**SOURCE MATERIAL:**
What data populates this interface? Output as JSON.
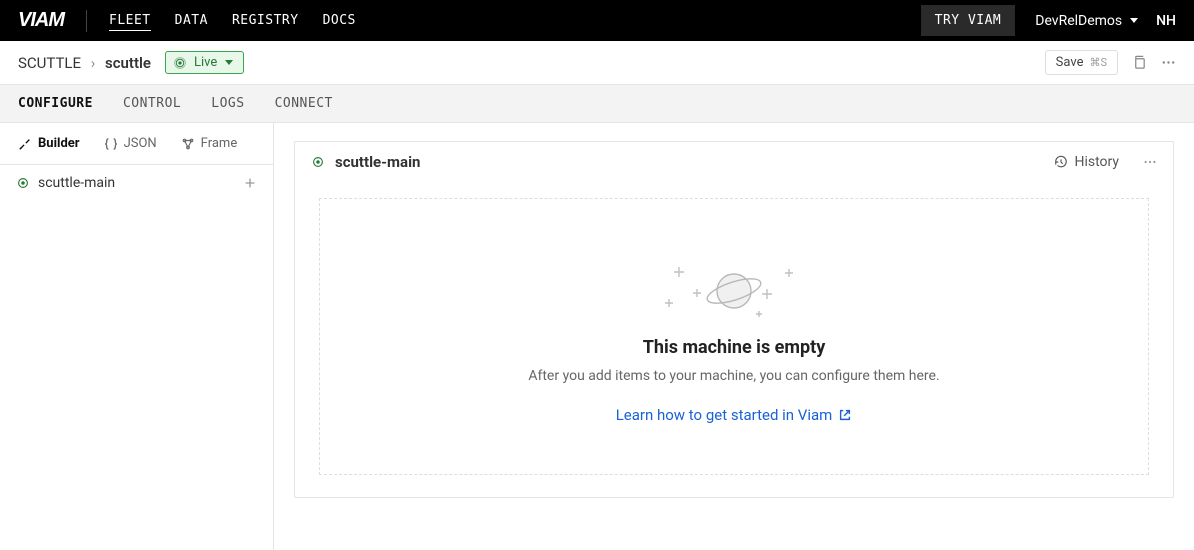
{
  "header": {
    "logo": "VIAM",
    "nav": [
      "FLEET",
      "DATA",
      "REGISTRY",
      "DOCS"
    ],
    "active_nav": "FLEET",
    "try_label": "TRY VIAM",
    "org_name": "DevRelDemos",
    "user_initials": "NH"
  },
  "breadcrumb": {
    "parent": "SCUTTLE",
    "current": "scuttle",
    "status_label": "Live",
    "save_label": "Save",
    "save_shortcut": "⌘S"
  },
  "tabs": {
    "items": [
      "CONFIGURE",
      "CONTROL",
      "LOGS",
      "CONNECT"
    ],
    "active": "CONFIGURE"
  },
  "views": {
    "items": [
      "Builder",
      "JSON",
      "Frame"
    ],
    "active": "Builder"
  },
  "sidebar": {
    "item_label": "scuttle-main"
  },
  "card": {
    "title": "scuttle-main",
    "history_label": "History"
  },
  "empty": {
    "title": "This machine is empty",
    "subtitle": "After you add items to your machine, you can configure them here.",
    "link_text": "Learn how to get started in Viam"
  }
}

**EXERCISE:** Leave out the pictures and transcribe the entries above exactly.

**REPLY TO THE TASK:**
What data populates this interface? Output as JSON.
{
  "header": {
    "logo": "VIAM",
    "nav": [
      "FLEET",
      "DATA",
      "REGISTRY",
      "DOCS"
    ],
    "active_nav": "FLEET",
    "try_label": "TRY VIAM",
    "org_name": "DevRelDemos",
    "user_initials": "NH"
  },
  "breadcrumb": {
    "parent": "SCUTTLE",
    "current": "scuttle",
    "status_label": "Live",
    "save_label": "Save",
    "save_shortcut": "⌘S"
  },
  "tabs": {
    "items": [
      "CONFIGURE",
      "CONTROL",
      "LOGS",
      "CONNECT"
    ],
    "active": "CONFIGURE"
  },
  "views": {
    "items": [
      "Builder",
      "JSON",
      "Frame"
    ],
    "active": "Builder"
  },
  "sidebar": {
    "item_label": "scuttle-main"
  },
  "card": {
    "title": "scuttle-main",
    "history_label": "History"
  },
  "empty": {
    "title": "This machine is empty",
    "subtitle": "After you add items to your machine, you can configure them here.",
    "link_text": "Learn how to get started in Viam"
  }
}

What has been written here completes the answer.